— start Dataset records —

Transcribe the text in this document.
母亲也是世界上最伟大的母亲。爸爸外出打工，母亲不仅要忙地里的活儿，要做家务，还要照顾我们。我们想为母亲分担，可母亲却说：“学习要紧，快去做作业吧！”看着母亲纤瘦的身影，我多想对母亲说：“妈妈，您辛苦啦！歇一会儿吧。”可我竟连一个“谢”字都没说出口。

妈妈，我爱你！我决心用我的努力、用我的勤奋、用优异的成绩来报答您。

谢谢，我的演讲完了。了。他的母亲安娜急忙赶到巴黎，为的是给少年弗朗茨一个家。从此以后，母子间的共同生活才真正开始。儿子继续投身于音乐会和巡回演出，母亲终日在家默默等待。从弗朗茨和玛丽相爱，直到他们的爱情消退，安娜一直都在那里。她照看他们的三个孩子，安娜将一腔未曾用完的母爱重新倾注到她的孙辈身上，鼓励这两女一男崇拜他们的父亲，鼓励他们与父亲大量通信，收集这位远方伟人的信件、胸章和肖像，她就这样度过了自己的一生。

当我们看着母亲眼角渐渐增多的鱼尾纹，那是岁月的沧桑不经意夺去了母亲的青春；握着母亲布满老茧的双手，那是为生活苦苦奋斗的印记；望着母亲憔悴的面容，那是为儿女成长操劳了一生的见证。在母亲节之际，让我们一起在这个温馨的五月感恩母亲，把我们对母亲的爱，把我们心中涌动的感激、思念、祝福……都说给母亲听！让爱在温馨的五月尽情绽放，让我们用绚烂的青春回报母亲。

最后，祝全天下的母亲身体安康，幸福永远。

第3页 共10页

— end Dataset records —

## What is being asked
Give the records above again, word for word.

## Output of the task
Transcribe the text in this document.
母亲也是世界上最伟大的母亲。爸爸外出打工，母亲不仅要忙地里的活儿，要做家务，还要照顾我们。我们想为母亲分担，可母亲却说：“学习要紧，快去做作业吧！”看着母亲纤瘦的身影，我多想对母亲说：“妈妈，您辛苦啦！歇一会儿吧。”可我竟连一个“谢”字都没说出口。

妈妈，我爱你！我决心用我的努力、用我的勤奋、用优异的成绩来报答您。

谢谢，我的演讲完了。了。他的母亲安娜急忙赶到巴黎，为的是给少年弗朗茨一个家。从此以后，母子间的共同生活才真正开始。儿子继续投身于音乐会和巡回演出，母亲终日在家默默等待。从弗朗茨和玛丽相爱，直到他们的爱情消退，安娜一直都在那里。她照看他们的三个孩子，安娜将一腔未曾用完的母爱重新倾注到她的孙辈身上，鼓励这两女一男崇拜他们的父亲，鼓励他们与父亲大量通信，收集这位远方伟人的信件、胸章和肖像，她就这样度过了自己的一生。

当我们看着母亲眼角渐渐增多的鱼尾纹，那是岁月的沧桑不经意夺去了母亲的青春；握着母亲布满老茧的双手，那是为生活苦苦奋斗的印记；望着母亲憔悴的面容，那是为儿女成长操劳了一生的见证。在母亲节之际，让我们一起在这个温馨的五月感恩母亲，把我们对母亲的爱，把我们心中涌动的感激、思念、祝福……都说给母亲听！让爱在温馨的五月尽情绽放，让我们用绚烂的青春回报母亲。

最后，祝全天下的母亲身体安康，幸福永远。

第3页 共10页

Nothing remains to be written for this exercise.